■ **What to work on**:
Check every line of the data below for the string "this", and copy the ones that hold it.

■ **Record set**:
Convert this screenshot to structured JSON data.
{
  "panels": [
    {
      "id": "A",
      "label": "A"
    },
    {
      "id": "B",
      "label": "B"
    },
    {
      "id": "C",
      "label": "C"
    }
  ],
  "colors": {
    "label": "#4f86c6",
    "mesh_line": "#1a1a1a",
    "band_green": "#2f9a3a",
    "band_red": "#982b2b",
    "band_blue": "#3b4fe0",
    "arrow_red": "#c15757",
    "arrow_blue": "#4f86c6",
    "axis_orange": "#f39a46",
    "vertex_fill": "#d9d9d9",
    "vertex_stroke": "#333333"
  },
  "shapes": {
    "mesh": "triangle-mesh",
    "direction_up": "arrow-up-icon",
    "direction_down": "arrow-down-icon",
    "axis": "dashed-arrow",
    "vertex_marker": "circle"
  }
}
* * *
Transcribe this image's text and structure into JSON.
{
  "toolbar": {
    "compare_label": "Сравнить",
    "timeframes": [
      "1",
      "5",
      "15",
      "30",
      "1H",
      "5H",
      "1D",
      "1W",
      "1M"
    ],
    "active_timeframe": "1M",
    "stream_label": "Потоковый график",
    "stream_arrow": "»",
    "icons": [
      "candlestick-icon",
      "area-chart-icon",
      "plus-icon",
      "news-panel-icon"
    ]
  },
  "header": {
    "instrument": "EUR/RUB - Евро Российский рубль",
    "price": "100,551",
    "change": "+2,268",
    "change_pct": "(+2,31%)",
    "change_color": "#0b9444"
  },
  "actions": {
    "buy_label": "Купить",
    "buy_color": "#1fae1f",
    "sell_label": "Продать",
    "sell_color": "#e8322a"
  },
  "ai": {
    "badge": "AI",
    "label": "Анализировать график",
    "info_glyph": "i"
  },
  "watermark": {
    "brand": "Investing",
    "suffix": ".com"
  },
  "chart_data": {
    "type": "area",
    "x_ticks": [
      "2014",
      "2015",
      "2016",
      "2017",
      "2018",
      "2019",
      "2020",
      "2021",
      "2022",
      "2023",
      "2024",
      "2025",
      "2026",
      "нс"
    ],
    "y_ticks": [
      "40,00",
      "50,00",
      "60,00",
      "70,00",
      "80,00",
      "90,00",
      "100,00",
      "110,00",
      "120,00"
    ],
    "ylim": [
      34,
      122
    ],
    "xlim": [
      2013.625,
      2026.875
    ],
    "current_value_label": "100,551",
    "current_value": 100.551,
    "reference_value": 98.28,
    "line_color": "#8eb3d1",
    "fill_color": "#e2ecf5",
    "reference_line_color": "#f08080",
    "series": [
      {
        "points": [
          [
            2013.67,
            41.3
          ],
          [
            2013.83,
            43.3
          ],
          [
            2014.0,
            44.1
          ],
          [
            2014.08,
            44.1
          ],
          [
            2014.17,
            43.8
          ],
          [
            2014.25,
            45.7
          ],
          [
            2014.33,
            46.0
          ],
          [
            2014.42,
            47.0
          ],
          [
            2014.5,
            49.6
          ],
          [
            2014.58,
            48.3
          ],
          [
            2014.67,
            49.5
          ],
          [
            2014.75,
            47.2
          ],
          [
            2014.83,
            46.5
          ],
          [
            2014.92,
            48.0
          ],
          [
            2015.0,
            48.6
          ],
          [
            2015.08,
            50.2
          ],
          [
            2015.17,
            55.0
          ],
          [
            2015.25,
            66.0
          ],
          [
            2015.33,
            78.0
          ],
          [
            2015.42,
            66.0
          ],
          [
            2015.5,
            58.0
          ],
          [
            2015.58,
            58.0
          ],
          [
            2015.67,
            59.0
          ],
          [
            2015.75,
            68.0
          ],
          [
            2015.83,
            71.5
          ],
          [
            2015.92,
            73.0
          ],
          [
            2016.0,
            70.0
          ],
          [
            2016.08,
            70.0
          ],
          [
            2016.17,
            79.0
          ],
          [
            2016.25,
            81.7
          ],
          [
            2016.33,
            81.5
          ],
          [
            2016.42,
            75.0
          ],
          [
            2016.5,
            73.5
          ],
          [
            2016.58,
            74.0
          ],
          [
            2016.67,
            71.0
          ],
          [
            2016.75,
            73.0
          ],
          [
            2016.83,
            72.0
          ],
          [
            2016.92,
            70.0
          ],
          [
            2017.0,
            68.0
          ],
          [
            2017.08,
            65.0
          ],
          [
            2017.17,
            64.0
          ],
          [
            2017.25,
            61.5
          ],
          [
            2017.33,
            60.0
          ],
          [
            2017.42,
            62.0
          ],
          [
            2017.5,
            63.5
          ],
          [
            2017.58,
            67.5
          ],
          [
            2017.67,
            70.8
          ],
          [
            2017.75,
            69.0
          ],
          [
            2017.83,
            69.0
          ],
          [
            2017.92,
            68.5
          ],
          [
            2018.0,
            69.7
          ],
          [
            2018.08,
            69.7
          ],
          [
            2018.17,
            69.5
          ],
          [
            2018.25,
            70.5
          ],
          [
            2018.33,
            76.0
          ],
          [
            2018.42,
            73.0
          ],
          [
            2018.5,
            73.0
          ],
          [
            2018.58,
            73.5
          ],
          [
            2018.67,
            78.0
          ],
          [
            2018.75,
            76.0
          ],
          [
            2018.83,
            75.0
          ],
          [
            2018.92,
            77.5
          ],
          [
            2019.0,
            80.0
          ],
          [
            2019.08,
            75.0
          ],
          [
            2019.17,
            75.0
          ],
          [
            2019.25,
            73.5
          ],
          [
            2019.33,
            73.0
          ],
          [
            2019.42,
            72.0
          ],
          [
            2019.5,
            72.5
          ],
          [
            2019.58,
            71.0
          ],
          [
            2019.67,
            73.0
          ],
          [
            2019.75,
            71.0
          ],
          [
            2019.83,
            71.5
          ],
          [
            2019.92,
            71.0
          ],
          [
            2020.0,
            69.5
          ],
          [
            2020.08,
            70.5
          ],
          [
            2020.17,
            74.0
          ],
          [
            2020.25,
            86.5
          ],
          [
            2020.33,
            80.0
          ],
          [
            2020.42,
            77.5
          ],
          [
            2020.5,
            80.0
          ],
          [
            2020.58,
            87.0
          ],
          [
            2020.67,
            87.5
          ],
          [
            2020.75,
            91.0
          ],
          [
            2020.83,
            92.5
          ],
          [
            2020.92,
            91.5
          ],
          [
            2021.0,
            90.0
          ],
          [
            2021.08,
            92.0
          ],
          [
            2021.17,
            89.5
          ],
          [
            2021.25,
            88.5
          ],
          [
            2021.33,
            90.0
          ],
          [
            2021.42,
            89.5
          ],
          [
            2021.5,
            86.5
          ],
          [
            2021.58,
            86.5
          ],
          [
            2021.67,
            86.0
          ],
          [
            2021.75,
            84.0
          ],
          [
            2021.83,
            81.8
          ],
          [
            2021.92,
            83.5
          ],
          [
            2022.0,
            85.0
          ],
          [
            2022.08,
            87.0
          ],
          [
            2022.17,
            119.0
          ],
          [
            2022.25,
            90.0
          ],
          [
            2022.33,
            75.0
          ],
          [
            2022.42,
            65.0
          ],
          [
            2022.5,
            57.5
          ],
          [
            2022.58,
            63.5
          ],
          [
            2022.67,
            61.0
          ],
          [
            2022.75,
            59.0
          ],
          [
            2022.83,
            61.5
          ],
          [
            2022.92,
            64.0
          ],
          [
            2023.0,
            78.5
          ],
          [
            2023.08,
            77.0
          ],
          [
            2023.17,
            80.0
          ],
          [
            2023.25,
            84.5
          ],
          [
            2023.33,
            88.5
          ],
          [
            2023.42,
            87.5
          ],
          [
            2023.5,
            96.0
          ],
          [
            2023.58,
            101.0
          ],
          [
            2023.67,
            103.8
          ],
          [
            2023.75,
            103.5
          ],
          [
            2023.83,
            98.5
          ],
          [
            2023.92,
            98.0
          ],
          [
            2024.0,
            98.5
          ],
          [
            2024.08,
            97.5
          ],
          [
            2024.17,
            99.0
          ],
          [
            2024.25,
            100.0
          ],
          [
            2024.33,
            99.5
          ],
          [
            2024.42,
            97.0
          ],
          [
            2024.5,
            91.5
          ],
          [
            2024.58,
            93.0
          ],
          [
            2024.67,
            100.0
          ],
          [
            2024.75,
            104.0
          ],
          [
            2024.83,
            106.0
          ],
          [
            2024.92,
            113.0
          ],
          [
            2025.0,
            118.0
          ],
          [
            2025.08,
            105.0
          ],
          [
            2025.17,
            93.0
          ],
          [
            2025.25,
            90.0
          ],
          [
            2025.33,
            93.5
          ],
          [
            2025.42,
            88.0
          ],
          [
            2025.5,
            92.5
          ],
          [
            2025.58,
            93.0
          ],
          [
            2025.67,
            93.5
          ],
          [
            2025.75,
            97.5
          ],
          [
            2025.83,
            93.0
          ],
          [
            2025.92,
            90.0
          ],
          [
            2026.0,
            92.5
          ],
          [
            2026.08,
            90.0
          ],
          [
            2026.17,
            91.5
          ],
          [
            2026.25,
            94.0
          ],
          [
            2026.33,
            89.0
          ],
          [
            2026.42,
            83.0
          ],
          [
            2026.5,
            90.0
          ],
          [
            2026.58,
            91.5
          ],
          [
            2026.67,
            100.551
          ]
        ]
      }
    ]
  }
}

■ **Exercise response**:
Convert this screenshot to structured JSON data.
Transcribe this image's text and structure into JSON.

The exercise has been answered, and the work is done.